*Written instruction*:
Review the material line by line. Identify and copy every line that contains the string "JSON".

----------------

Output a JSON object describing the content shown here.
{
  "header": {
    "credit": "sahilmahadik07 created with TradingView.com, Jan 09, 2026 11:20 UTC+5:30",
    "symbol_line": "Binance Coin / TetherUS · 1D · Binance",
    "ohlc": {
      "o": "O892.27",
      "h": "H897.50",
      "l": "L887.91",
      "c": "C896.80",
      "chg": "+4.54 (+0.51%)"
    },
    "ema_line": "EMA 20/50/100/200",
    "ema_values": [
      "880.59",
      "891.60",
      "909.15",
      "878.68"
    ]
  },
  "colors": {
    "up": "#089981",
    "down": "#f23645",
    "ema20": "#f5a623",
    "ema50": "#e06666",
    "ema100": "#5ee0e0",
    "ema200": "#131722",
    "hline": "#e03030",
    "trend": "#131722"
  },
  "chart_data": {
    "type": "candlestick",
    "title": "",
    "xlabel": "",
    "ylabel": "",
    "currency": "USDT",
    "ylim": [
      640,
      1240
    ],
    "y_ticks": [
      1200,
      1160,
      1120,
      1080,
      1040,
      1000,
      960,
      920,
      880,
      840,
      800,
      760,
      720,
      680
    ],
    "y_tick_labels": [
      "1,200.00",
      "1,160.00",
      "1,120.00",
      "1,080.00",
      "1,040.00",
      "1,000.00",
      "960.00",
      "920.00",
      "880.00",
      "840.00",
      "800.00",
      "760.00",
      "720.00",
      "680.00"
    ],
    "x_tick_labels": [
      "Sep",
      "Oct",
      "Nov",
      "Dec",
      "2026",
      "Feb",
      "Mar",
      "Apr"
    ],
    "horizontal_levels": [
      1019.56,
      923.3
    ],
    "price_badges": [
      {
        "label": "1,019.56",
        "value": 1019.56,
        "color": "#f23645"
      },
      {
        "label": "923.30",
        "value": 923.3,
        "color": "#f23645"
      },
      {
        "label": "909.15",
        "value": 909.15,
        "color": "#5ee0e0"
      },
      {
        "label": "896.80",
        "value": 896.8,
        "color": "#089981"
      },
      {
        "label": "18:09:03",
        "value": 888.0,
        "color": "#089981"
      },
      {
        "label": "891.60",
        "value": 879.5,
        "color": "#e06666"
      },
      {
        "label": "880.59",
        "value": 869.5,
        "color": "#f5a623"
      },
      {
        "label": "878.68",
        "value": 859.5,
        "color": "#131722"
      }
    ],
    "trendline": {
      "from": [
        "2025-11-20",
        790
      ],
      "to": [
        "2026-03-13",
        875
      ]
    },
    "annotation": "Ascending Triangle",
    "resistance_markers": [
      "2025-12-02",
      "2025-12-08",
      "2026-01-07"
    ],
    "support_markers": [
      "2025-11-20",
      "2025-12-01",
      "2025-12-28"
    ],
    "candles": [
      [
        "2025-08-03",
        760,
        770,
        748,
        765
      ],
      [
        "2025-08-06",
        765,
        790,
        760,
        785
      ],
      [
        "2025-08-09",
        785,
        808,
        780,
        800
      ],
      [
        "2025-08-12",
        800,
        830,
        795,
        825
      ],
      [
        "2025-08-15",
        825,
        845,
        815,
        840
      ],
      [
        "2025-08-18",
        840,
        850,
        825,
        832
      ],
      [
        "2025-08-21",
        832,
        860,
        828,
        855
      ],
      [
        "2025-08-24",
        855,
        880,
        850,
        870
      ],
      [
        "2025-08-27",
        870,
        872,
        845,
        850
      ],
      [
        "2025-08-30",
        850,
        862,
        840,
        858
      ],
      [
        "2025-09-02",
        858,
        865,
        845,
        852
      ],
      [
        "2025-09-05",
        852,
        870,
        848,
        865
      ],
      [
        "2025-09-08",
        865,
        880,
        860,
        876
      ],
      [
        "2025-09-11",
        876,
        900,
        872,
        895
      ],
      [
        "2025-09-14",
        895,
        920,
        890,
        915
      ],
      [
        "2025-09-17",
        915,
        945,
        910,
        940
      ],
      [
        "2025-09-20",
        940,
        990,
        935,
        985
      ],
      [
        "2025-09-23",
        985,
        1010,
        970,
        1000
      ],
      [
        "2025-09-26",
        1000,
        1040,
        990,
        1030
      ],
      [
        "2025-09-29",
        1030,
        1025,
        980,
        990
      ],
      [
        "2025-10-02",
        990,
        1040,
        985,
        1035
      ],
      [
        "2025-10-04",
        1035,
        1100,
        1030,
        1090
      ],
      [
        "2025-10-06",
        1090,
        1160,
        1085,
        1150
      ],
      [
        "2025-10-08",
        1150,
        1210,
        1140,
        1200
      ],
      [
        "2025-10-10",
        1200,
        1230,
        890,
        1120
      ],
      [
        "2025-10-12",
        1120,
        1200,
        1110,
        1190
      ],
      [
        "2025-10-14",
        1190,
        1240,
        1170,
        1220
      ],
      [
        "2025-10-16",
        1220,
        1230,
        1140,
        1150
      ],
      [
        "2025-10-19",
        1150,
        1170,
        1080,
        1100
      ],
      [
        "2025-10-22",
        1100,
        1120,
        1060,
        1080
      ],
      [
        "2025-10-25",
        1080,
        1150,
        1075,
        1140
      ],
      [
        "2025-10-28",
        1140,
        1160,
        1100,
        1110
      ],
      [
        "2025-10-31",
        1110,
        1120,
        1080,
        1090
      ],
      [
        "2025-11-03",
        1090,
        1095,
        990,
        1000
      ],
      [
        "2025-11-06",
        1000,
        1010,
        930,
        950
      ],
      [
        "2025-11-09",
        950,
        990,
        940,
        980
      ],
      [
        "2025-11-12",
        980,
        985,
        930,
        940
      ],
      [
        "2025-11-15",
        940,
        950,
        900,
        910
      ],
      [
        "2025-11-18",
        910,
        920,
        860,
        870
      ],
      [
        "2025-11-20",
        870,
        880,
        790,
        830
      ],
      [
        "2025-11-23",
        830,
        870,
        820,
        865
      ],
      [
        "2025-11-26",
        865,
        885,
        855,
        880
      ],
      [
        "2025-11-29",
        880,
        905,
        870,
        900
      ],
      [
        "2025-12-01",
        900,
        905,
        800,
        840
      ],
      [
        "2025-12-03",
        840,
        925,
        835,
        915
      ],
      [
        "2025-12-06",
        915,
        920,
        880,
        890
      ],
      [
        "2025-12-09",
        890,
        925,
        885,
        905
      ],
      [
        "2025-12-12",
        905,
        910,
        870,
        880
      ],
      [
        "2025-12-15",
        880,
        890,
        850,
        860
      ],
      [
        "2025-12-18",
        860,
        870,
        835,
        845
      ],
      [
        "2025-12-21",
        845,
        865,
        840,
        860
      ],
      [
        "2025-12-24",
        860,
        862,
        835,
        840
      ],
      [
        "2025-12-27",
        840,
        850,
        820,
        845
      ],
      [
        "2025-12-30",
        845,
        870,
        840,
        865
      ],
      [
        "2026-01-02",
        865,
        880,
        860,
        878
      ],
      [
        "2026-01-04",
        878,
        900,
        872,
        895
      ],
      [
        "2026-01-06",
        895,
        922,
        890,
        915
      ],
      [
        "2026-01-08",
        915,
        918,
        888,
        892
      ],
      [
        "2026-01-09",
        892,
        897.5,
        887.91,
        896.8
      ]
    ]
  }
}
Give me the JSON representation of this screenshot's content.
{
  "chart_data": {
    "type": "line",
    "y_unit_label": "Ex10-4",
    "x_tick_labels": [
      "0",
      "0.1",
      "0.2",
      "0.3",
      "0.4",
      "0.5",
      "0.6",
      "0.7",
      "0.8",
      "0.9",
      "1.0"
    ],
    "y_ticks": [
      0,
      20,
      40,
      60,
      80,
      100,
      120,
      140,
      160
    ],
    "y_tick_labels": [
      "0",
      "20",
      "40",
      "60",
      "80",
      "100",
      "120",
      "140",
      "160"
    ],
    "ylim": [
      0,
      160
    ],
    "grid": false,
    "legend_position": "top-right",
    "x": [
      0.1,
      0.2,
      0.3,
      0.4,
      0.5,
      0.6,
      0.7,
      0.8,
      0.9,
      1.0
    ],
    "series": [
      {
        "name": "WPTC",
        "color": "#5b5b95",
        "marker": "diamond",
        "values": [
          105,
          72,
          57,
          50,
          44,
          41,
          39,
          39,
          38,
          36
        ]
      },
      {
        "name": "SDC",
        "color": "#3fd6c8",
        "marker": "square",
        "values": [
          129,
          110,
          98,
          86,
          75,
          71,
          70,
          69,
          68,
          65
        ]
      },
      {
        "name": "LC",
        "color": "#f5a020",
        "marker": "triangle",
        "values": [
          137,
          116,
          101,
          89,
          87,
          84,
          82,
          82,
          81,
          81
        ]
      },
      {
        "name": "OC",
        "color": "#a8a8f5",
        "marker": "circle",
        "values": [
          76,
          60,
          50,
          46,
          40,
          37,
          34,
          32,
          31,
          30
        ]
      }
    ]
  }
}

----------------

*Exercise answer*:
Output a JSON object describing the content shown here.
Give me the JSON representation of this screenshot's content.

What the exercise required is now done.